**Task requirements**
Can you reproduce the data beneath, keeping every line exact?

[start of Supplied material]

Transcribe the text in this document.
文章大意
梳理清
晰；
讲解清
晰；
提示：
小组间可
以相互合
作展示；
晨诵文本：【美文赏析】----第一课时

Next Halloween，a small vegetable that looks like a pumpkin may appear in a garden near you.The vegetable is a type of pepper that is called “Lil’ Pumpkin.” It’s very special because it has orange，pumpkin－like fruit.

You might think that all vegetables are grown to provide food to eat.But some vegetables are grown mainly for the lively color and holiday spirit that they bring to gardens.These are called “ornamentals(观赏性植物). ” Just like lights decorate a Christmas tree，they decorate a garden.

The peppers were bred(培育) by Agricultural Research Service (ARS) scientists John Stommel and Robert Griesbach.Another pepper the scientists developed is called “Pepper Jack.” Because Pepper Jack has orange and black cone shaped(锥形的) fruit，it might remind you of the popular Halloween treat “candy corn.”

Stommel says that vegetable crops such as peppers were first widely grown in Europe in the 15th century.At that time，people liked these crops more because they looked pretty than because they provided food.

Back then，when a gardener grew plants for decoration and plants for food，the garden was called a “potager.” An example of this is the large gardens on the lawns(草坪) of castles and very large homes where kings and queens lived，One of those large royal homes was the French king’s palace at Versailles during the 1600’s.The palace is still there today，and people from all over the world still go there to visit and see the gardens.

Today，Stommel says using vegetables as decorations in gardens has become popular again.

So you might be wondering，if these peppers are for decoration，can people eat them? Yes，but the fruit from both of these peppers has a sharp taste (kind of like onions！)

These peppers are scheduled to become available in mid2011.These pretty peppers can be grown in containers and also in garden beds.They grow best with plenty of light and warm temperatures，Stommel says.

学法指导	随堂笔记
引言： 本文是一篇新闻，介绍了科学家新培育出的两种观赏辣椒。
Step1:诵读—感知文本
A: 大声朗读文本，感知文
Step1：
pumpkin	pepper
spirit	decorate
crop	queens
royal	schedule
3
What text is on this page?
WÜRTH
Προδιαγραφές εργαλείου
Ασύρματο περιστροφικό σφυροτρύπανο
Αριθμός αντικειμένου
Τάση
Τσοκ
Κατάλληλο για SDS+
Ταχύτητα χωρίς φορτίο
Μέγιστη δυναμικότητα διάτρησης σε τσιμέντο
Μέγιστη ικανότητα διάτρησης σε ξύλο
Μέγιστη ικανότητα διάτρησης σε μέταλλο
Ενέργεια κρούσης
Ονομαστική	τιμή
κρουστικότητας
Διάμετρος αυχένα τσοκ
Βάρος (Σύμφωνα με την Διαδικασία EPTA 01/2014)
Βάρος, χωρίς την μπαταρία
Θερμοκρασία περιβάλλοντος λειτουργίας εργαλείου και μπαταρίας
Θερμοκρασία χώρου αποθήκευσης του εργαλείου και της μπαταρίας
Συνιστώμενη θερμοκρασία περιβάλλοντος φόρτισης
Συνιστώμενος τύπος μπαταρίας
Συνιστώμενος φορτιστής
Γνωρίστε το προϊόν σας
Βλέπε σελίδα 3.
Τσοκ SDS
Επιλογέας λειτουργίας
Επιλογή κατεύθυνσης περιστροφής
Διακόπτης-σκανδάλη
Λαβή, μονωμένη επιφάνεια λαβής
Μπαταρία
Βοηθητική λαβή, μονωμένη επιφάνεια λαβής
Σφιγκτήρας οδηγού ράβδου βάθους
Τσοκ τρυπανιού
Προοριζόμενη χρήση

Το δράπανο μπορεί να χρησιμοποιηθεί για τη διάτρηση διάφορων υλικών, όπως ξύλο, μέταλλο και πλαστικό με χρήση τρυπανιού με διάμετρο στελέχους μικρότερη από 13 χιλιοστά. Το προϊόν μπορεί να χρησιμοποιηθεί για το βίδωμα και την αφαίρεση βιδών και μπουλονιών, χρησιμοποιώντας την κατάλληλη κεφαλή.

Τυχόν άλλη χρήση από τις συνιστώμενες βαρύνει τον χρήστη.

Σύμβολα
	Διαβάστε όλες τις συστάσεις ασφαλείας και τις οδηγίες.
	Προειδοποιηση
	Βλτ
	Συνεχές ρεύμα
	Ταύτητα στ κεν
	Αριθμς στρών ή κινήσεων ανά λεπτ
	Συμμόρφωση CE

[end of Supplied material]

**Task solution**
Transcribe the text in this document.
文章大意
梳理清
晰；
讲解清
晰；
提示：
小组间可
以相互合
作展示；
晨诵文本：【美文赏析】----第一课时

Next Halloween，a small vegetable that looks like a pumpkin may appear in a garden near you.The vegetable is a type of pepper that is called “Lil’ Pumpkin.” It’s very special because it has orange，pumpkin－like fruit.

You might think that all vegetables are grown to provide food to eat.But some vegetables are grown mainly for the lively color and holiday spirit that they bring to gardens.These are called “ornamentals(观赏性植物). ” Just like lights decorate a Christmas tree，they decorate a garden.

The peppers were bred(培育) by Agricultural Research Service (ARS) scientists John Stommel and Robert Griesbach.Another pepper the scientists developed is called “Pepper Jack.” Because Pepper Jack has orange and black cone shaped(锥形的) fruit，it might remind you of the popular Halloween treat “candy corn.”

Stommel says that vegetable crops such as peppers were first widely grown in Europe in the 15th century.At that time，people liked these crops more because they looked pretty than because they provided food.

Back then，when a gardener grew plants for decoration and plants for food，the garden was called a “potager.” An example of this is the large gardens on the lawns(草坪) of castles and very large homes where kings and queens lived，One of those large royal homes was the French king’s palace at Versailles during the 1600’s.The palace is still there today，and people from all over the world still go there to visit and see the gardens.

Today，Stommel says using vegetables as decorations in gardens has become popular again.

So you might be wondering，if these peppers are for decoration，can people eat them? Yes，but the fruit from both of these peppers has a sharp taste (kind of like onions！)

These peppers are scheduled to become available in mid2011.These pretty peppers can be grown in containers and also in garden beds.They grow best with plenty of light and warm temperatures，Stommel says.

学法指导	随堂笔记
引言： 本文是一篇新闻，介绍了科学家新培育出的两种观赏辣椒。
Step1:诵读—感知文本
A: 大声朗读文本，感知文
Step1：
pumpkin	pepper
spirit	decorate
crop	queens
royal	schedule
3
What text is on this page?
WÜRTH
Προδιαγραφές εργαλείου
Ασύρματο περιστροφικό σφυροτρύπανο
Αριθμός αντικειμένου
Τάση
Τσοκ
Κατάλληλο για SDS+
Ταχύτητα χωρίς φορτίο
Μέγιστη δυναμικότητα διάτρησης σε τσιμέντο
Μέγιστη ικανότητα διάτρησης σε ξύλο
Μέγιστη ικανότητα διάτρησης σε μέταλλο
Ενέργεια κρούσης
Ονομαστική	τιμή
κρουστικότητας
Διάμετρος αυχένα τσοκ
Βάρος (Σύμφωνα με την Διαδικασία EPTA 01/2014)
Βάρος, χωρίς την μπαταρία
Θερμοκρασία περιβάλλοντος λειτουργίας εργαλείου και μπαταρίας
Θερμοκρασία χώρου αποθήκευσης του εργαλείου και της μπαταρίας
Συνιστώμενη θερμοκρασία περιβάλλοντος φόρτισης
Συνιστώμενος τύπος μπαταρίας
Συνιστώμενος φορτιστής
Γνωρίστε το προϊόν σας
Βλέπε σελίδα 3.
Τσοκ SDS
Επιλογέας λειτουργίας
Επιλογή κατεύθυνσης περιστροφής
Διακόπτης-σκανδάλη
Λαβή, μονωμένη επιφάνεια λαβής
Μπαταρία
Βοηθητική λαβή, μονωμένη επιφάνεια λαβής
Σφιγκτήρας οδηγού ράβδου βάθους
Τσοκ τρυπανιού
Προοριζόμενη χρήση

Το δράπανο μπορεί να χρησιμοποιηθεί για τη διάτρηση διάφορων υλικών, όπως ξύλο, μέταλλο και πλαστικό με χρήση τρυπανιού με διάμετρο στελέχους μικρότερη από 13 χιλιοστά. Το προϊόν μπορεί να χρησιμοποιηθεί για το βίδωμα και την αφαίρεση βιδών και μπουλονιών, χρησιμοποιώντας την κατάλληλη κεφαλή.

Τυχόν άλλη χρήση από τις συνιστώμενες βαρύνει τον χρήστη.

Σύμβολα
	Διαβάστε όλες τις συστάσεις ασφαλείας και τις οδηγίες.
	Προειδοποιηση
	Βλτ
	Συνεχές ρεύμα
	Ταύτητα στ κεν
	Αριθμς στρών ή κινήσεων ανά λεπτ
	Συμμόρφωση CE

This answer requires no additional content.